## Task directions
Compile every line that includes the word "data".

____________________

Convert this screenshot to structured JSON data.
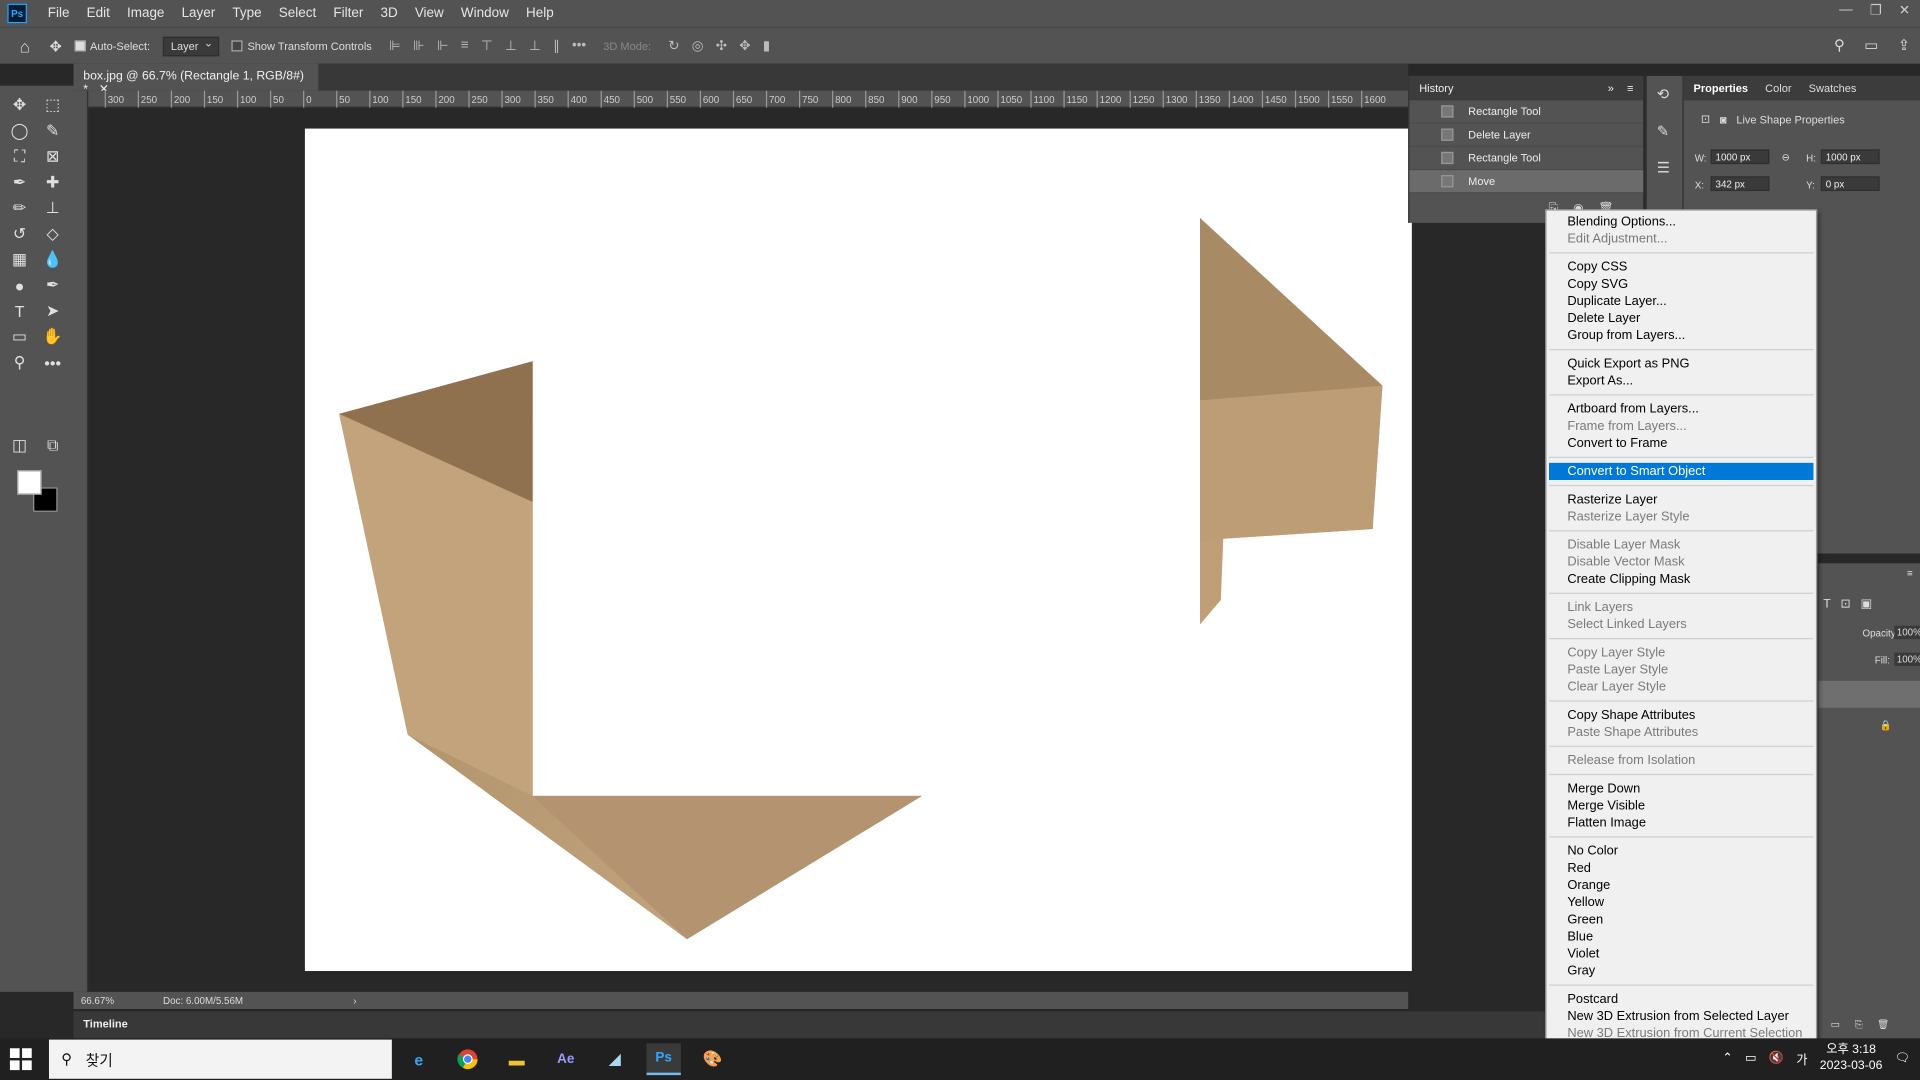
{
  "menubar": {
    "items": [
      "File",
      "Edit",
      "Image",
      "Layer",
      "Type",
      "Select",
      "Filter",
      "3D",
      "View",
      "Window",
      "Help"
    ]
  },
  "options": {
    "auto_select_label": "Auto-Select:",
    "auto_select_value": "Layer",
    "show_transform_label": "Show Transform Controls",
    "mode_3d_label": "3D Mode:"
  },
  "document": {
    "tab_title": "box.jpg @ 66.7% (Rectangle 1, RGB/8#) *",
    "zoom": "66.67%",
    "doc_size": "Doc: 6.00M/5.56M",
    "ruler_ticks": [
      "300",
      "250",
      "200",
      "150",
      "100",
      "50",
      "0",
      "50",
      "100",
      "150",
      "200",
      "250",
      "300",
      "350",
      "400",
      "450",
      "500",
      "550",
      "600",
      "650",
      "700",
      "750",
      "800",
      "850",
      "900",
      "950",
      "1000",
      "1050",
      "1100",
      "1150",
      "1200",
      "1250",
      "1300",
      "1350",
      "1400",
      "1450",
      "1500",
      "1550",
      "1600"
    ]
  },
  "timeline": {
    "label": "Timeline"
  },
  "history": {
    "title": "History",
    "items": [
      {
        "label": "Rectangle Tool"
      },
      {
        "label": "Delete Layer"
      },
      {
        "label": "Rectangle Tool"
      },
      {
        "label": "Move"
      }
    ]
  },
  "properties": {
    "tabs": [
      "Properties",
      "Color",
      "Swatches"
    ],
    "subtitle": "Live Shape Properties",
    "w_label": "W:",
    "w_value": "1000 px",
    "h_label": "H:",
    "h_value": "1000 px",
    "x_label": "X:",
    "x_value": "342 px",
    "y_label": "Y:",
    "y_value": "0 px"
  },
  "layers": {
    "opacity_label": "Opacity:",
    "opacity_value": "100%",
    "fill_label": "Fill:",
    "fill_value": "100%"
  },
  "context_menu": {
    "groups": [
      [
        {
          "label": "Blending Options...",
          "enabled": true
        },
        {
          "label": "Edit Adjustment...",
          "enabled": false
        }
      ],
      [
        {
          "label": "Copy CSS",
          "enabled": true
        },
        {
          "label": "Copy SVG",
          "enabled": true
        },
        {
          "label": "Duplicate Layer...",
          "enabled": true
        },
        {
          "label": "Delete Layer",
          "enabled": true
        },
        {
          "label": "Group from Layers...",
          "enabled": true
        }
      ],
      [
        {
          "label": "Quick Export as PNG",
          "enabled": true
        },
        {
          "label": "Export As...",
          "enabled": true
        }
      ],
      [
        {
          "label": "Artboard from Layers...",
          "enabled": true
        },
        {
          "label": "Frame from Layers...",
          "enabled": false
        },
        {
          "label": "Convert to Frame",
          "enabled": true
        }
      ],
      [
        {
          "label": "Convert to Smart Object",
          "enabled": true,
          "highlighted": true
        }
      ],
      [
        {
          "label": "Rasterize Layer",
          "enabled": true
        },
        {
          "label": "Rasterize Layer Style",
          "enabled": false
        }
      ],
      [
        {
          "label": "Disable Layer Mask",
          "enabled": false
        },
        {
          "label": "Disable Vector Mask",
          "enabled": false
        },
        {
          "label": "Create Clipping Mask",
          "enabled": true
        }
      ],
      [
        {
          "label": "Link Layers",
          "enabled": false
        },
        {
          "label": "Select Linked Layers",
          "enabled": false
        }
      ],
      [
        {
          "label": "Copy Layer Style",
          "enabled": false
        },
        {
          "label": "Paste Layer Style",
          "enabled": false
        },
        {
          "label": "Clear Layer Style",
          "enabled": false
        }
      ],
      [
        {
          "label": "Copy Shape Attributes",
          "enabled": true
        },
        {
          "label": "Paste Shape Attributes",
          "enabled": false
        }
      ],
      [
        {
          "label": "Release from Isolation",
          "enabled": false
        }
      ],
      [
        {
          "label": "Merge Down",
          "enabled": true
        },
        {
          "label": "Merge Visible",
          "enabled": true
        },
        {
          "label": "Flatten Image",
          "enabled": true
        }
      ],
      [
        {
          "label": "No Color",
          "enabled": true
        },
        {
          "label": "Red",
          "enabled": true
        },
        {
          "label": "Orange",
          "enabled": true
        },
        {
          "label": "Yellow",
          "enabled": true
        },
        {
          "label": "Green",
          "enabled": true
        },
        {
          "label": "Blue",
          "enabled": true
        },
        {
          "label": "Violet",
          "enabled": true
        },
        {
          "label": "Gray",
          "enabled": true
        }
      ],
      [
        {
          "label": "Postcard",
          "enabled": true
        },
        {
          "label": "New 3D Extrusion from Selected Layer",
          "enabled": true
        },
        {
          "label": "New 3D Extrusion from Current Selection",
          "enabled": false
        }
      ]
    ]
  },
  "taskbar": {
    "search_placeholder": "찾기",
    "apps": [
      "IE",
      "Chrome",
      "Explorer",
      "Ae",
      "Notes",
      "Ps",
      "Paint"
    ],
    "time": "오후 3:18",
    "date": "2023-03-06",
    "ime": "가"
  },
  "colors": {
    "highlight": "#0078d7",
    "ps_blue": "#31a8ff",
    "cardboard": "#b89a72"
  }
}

____________________

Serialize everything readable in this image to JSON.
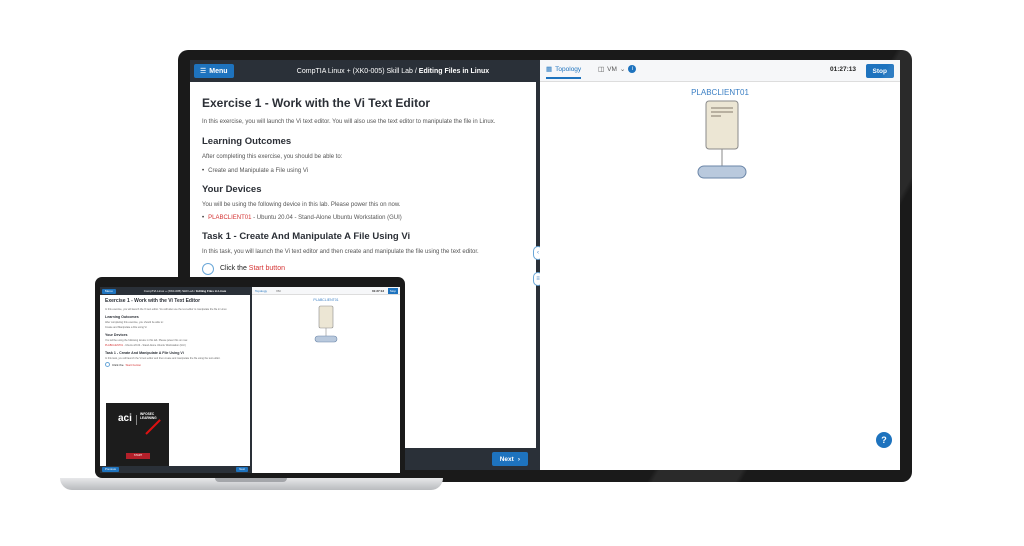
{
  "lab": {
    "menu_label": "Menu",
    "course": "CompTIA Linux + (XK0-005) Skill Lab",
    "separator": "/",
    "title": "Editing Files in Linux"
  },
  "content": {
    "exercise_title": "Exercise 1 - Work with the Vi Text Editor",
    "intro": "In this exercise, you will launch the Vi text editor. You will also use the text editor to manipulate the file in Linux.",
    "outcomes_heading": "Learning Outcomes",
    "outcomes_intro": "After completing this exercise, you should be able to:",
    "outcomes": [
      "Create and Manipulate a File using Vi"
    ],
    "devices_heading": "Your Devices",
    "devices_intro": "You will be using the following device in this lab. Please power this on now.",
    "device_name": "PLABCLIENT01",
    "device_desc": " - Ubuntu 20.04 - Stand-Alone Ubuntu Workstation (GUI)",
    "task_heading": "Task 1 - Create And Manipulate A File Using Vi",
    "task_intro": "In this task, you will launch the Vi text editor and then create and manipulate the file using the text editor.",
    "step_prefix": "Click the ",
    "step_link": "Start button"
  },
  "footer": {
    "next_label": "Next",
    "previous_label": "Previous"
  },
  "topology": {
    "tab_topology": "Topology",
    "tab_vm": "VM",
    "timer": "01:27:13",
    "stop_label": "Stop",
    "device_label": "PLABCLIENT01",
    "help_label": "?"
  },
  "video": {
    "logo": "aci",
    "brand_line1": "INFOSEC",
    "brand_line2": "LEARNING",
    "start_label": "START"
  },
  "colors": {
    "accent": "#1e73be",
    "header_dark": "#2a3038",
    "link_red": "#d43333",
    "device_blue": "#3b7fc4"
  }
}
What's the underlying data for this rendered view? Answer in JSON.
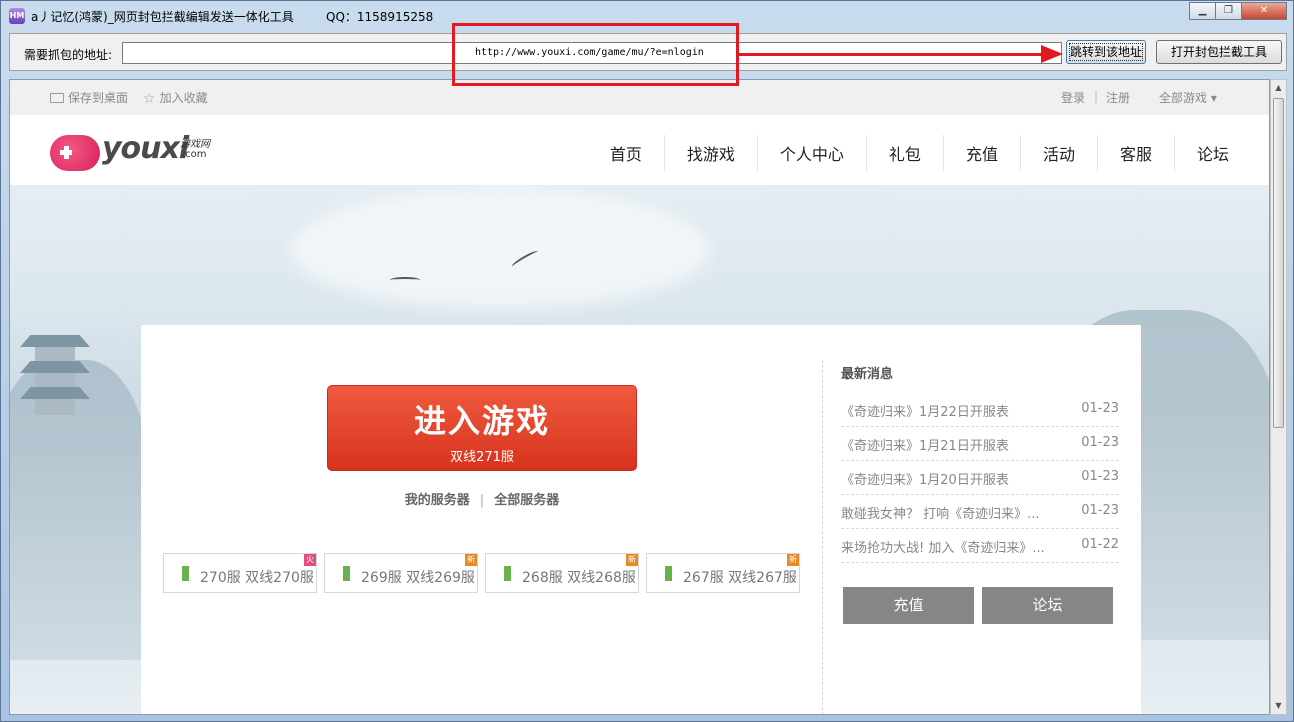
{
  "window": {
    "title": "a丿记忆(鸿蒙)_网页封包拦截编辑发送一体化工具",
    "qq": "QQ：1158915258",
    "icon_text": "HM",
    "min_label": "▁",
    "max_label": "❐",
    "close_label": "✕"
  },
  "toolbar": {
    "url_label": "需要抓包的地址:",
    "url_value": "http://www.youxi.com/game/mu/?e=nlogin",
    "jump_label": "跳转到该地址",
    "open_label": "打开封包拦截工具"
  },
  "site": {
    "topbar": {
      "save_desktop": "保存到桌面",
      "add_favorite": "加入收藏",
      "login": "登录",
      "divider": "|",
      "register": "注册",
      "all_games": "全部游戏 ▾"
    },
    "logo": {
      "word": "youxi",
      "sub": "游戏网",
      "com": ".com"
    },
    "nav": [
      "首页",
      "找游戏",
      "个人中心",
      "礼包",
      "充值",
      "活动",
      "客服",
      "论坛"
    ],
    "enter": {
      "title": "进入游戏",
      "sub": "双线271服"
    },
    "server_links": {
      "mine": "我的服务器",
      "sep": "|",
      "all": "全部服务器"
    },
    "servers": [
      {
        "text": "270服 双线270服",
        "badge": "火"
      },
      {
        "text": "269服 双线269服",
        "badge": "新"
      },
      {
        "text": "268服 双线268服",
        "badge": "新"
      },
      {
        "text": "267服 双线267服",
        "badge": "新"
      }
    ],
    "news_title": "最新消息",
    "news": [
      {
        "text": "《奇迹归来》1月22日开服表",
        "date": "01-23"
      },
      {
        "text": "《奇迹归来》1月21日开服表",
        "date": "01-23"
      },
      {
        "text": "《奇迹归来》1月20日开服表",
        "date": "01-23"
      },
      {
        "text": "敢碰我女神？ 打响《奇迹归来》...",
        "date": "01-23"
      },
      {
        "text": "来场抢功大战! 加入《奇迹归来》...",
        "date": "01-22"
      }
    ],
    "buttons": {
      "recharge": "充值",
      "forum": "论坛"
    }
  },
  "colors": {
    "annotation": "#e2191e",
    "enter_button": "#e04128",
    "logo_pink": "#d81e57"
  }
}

____________________

## Solution
Convert this screenshot to structured JSON data.
What's the underlying data for this rendered view? Answer in JSON.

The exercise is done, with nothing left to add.